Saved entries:
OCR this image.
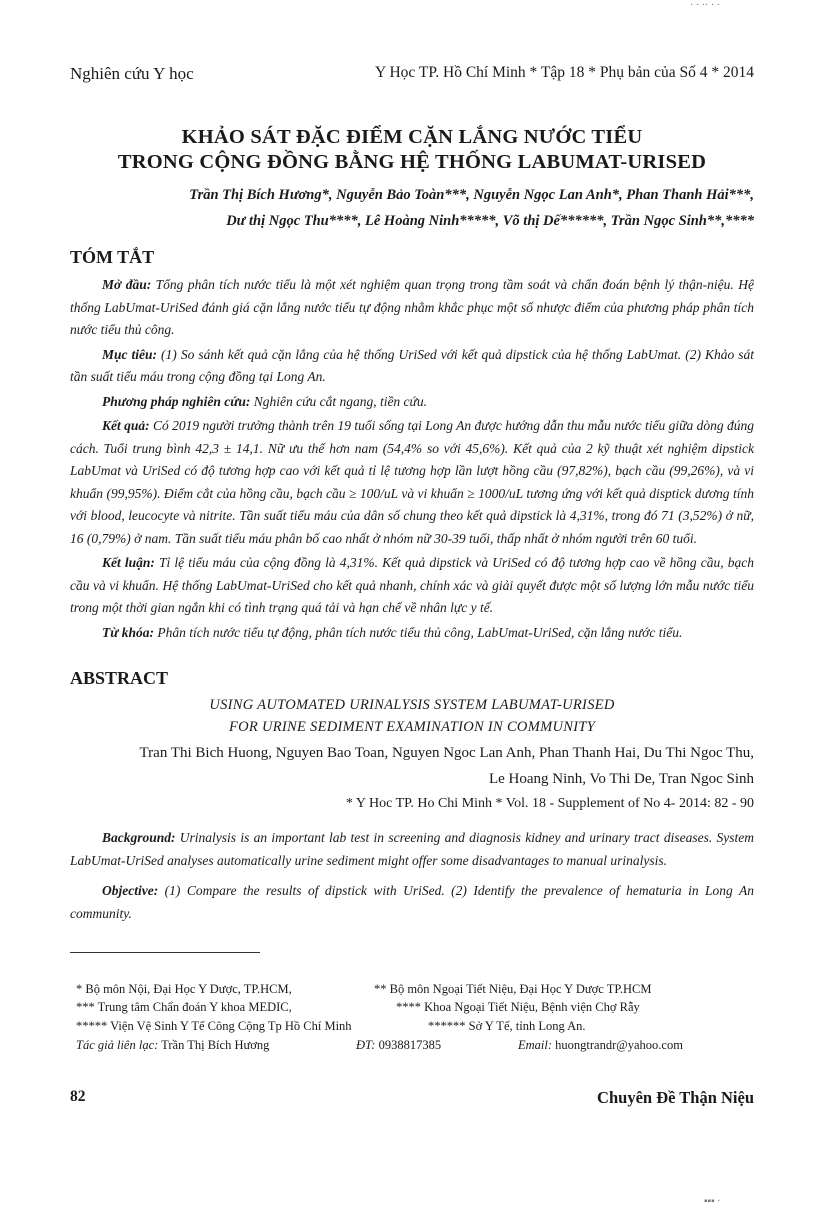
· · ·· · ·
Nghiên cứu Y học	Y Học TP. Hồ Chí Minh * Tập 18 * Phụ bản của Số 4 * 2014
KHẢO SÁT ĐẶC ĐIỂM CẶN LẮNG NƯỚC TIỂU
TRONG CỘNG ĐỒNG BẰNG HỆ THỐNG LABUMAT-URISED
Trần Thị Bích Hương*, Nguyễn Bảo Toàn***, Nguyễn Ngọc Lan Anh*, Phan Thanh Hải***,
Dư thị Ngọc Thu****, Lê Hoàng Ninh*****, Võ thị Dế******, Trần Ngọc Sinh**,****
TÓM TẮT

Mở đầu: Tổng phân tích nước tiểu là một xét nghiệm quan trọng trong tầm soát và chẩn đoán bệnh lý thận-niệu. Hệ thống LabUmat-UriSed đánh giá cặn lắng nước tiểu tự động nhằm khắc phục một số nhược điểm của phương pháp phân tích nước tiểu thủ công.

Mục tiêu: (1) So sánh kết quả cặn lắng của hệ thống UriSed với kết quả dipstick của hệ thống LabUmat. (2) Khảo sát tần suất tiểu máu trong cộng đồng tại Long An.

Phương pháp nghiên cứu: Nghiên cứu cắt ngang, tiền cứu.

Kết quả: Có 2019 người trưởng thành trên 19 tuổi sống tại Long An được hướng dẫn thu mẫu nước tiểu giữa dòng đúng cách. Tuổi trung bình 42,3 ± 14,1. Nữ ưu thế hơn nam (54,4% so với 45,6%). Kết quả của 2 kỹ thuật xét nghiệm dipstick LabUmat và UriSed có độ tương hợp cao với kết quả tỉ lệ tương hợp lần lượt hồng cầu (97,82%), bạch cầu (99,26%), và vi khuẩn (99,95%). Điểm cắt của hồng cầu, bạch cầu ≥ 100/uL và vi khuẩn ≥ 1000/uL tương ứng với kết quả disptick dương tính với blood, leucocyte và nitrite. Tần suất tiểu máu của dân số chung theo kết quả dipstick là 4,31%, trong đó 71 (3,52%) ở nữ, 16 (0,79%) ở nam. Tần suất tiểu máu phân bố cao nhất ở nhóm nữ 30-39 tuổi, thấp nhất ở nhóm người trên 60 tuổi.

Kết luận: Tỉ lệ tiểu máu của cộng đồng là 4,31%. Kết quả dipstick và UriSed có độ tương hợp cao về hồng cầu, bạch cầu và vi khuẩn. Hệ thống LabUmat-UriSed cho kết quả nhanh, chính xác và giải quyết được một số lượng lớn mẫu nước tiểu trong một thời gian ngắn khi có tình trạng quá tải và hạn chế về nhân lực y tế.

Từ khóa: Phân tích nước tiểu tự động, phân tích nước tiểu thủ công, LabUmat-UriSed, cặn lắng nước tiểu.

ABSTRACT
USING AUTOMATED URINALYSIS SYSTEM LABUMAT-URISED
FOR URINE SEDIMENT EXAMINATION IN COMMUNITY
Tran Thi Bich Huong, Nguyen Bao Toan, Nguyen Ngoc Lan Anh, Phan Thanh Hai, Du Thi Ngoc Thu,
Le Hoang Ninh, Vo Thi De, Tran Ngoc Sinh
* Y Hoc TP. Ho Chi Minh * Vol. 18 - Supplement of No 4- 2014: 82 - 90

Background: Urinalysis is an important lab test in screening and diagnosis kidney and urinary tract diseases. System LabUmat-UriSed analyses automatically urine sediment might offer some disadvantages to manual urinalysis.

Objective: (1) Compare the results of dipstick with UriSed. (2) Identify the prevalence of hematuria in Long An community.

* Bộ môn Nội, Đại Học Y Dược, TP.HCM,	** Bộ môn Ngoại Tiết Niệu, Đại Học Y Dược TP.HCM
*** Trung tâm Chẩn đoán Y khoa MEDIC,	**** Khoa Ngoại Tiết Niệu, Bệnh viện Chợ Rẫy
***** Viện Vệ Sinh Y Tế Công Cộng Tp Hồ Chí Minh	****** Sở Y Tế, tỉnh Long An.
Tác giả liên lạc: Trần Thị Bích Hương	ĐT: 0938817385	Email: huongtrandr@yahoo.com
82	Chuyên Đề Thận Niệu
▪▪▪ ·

---

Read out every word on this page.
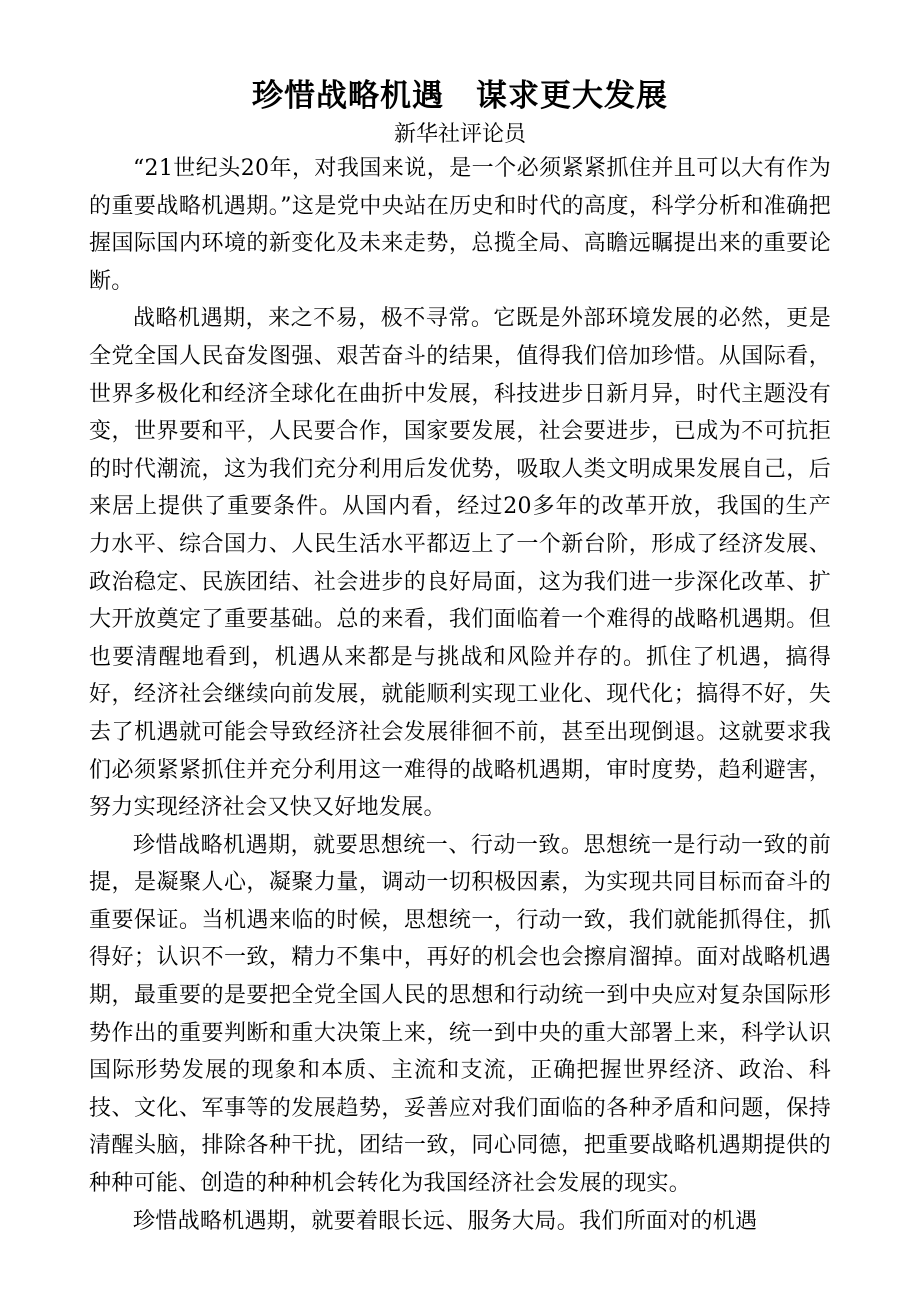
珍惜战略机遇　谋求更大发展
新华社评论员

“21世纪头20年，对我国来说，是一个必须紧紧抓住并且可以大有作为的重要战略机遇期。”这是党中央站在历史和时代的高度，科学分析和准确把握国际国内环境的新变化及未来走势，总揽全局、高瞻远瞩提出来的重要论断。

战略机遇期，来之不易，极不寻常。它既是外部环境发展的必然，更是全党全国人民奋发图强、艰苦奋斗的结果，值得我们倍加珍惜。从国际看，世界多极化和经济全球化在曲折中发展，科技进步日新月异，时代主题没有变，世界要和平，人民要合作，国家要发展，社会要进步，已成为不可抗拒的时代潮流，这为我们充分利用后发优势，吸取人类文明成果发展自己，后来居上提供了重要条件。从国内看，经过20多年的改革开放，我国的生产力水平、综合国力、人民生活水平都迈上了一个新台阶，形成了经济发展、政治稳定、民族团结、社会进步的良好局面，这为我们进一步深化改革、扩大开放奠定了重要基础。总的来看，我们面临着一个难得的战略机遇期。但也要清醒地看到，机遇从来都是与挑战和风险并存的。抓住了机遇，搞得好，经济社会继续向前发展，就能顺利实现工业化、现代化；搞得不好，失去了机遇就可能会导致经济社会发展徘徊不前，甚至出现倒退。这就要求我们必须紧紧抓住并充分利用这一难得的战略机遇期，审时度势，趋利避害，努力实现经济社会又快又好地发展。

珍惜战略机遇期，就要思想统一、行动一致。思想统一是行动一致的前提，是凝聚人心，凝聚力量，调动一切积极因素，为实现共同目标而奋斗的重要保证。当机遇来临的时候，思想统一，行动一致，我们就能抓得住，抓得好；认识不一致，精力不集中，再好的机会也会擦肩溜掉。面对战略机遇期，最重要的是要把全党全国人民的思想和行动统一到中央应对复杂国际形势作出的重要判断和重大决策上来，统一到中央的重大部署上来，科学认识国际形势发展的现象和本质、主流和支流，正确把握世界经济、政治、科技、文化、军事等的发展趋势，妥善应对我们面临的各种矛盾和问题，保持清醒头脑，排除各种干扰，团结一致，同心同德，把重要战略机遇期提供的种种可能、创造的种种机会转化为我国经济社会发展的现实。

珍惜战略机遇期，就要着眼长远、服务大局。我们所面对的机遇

...

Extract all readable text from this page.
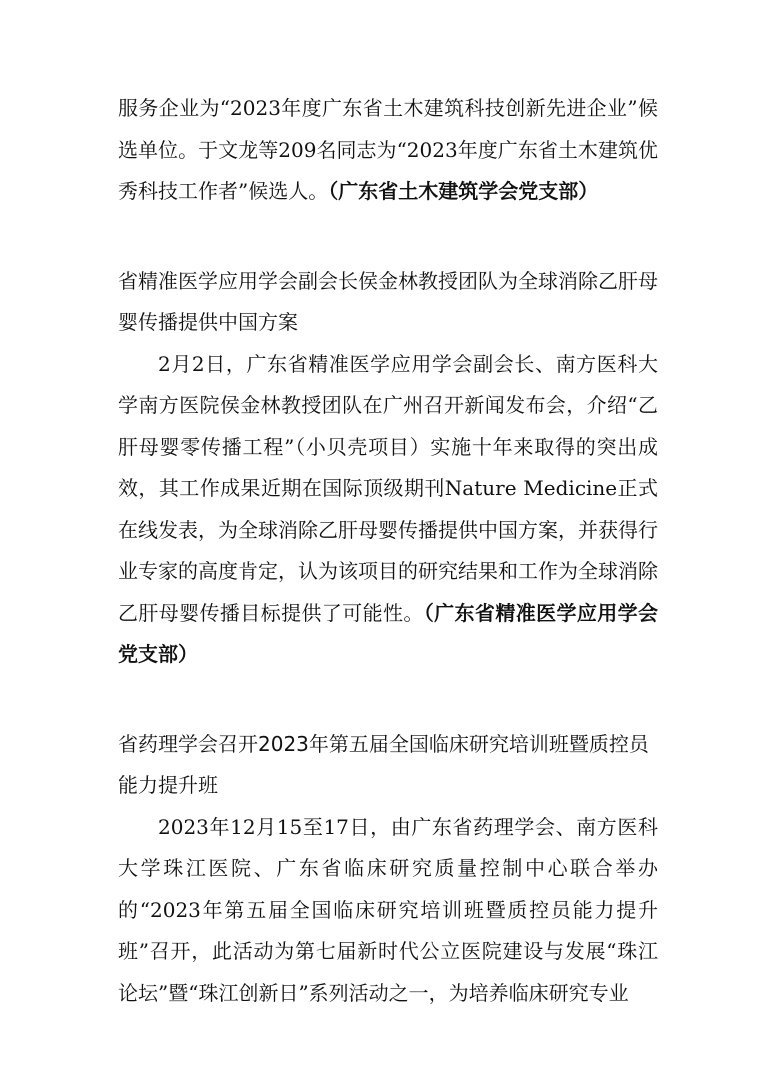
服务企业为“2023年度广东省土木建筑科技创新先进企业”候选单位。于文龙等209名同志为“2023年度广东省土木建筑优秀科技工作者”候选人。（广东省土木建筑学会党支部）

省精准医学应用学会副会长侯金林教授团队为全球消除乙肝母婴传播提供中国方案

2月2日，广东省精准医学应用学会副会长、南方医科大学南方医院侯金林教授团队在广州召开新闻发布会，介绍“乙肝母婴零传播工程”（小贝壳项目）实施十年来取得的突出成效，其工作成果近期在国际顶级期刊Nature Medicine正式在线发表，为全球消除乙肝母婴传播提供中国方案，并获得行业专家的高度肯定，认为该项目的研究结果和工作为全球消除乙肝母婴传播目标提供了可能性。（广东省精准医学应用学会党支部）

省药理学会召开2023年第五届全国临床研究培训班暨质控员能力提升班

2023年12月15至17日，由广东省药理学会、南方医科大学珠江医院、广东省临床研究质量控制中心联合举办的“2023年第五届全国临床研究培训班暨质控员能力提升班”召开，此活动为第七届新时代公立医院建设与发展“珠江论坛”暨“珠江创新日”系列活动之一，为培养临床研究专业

▶ [SHORT EXERCISE] Looking at the listing above, count the lines that contain "珍惜战略机遇期" and give nothing but the number.

▶ [RIGHT ANSWER] 2